━━ SOURCE RECORDS

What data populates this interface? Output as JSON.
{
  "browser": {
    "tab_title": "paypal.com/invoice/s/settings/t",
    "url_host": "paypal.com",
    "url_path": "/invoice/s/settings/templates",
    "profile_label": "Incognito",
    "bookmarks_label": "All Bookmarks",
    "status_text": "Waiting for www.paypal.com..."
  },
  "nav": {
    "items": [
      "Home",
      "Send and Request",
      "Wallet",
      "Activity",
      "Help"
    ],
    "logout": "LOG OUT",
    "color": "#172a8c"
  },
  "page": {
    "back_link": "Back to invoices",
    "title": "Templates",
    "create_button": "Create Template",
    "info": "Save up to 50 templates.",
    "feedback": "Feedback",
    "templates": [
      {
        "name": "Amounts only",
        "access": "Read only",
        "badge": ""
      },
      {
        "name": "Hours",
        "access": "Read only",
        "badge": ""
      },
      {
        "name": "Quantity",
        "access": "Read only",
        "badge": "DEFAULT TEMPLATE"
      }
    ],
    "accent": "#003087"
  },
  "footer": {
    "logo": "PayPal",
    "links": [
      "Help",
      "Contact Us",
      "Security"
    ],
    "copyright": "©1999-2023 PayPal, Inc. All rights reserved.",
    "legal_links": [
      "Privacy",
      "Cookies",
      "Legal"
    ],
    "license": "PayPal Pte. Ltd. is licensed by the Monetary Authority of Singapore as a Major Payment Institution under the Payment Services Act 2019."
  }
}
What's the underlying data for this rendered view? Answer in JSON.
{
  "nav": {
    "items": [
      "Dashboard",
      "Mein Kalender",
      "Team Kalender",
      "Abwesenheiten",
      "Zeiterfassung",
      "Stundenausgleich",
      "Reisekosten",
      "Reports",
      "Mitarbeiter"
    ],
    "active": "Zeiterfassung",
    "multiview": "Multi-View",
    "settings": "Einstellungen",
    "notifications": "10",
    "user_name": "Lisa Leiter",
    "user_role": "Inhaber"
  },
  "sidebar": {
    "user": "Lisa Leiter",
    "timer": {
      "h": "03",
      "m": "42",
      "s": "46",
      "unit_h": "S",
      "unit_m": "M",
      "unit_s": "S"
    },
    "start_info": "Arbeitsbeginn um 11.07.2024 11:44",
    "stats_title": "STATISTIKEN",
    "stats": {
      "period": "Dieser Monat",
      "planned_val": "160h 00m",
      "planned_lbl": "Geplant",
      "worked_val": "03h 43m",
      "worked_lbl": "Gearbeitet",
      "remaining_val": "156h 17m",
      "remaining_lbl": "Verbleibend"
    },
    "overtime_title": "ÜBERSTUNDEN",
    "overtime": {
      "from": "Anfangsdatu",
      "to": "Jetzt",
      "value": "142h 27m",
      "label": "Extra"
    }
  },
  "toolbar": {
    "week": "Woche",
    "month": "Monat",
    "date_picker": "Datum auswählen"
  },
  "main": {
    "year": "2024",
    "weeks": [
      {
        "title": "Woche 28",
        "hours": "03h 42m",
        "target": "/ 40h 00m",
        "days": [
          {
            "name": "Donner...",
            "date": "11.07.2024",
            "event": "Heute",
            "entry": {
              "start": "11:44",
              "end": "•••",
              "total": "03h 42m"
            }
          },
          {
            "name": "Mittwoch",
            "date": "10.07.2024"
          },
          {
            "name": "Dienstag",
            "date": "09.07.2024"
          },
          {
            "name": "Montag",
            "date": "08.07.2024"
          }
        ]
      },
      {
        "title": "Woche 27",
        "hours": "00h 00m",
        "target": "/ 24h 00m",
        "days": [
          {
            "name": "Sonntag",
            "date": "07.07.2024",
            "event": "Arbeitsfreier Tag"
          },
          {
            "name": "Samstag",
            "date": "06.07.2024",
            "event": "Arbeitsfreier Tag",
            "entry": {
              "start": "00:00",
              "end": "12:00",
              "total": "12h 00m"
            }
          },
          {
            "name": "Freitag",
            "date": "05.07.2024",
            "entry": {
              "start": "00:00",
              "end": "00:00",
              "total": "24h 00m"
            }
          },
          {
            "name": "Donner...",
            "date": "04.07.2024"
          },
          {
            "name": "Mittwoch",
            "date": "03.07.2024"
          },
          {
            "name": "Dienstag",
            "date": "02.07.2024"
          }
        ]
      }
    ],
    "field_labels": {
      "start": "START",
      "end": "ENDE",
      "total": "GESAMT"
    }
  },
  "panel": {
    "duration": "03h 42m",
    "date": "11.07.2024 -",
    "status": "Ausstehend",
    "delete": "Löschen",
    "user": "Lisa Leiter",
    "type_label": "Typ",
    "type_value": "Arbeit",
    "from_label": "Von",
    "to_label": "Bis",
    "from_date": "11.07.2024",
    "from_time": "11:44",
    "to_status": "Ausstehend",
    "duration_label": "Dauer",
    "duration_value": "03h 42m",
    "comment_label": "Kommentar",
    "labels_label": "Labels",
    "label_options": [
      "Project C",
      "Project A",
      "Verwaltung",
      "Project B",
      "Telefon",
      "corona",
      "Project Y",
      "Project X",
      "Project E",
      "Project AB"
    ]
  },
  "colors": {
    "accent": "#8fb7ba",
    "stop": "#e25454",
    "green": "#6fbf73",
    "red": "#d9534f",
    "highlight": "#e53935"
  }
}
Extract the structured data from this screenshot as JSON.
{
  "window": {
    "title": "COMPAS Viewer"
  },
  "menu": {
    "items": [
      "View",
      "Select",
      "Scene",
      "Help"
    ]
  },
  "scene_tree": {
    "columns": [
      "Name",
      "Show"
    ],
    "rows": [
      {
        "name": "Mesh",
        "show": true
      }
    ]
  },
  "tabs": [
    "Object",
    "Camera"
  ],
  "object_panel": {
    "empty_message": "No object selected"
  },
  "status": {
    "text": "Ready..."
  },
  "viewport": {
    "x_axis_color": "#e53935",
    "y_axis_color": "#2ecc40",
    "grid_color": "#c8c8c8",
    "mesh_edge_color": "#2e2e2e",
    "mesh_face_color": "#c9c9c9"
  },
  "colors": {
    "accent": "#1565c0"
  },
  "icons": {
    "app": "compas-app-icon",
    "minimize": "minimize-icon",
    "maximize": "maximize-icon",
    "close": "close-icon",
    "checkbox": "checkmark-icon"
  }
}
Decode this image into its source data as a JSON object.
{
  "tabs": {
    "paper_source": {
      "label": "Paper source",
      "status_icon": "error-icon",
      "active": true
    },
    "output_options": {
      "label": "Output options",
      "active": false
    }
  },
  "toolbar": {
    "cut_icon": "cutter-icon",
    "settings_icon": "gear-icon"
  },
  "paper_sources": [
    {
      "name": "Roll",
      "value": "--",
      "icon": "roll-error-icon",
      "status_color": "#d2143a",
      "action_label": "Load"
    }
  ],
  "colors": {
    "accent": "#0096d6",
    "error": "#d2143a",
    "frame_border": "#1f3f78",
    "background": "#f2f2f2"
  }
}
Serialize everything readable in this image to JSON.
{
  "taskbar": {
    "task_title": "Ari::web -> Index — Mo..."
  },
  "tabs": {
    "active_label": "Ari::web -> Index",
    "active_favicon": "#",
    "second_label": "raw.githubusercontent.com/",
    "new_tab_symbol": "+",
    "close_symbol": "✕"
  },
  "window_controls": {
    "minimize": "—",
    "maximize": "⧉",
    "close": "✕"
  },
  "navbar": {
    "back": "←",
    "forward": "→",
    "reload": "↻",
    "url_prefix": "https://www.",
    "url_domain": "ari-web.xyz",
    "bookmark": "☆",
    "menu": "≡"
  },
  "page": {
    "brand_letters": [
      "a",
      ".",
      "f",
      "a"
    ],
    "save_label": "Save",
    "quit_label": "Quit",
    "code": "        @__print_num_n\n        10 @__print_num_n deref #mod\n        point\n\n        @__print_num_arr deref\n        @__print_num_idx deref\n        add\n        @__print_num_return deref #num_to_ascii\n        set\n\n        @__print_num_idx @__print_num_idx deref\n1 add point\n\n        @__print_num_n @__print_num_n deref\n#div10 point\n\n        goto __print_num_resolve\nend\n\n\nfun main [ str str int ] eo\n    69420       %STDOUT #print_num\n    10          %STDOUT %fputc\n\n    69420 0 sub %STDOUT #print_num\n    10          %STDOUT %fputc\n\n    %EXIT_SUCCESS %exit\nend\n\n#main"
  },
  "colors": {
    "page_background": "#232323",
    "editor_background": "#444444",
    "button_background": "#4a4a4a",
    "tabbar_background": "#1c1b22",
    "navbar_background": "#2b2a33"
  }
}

━━━━

◆ EXERCISE BRIEF: Count up the lines in the listing that hold the word "Index", and give that number only.

◆ EXPECTED OUTPUT: 2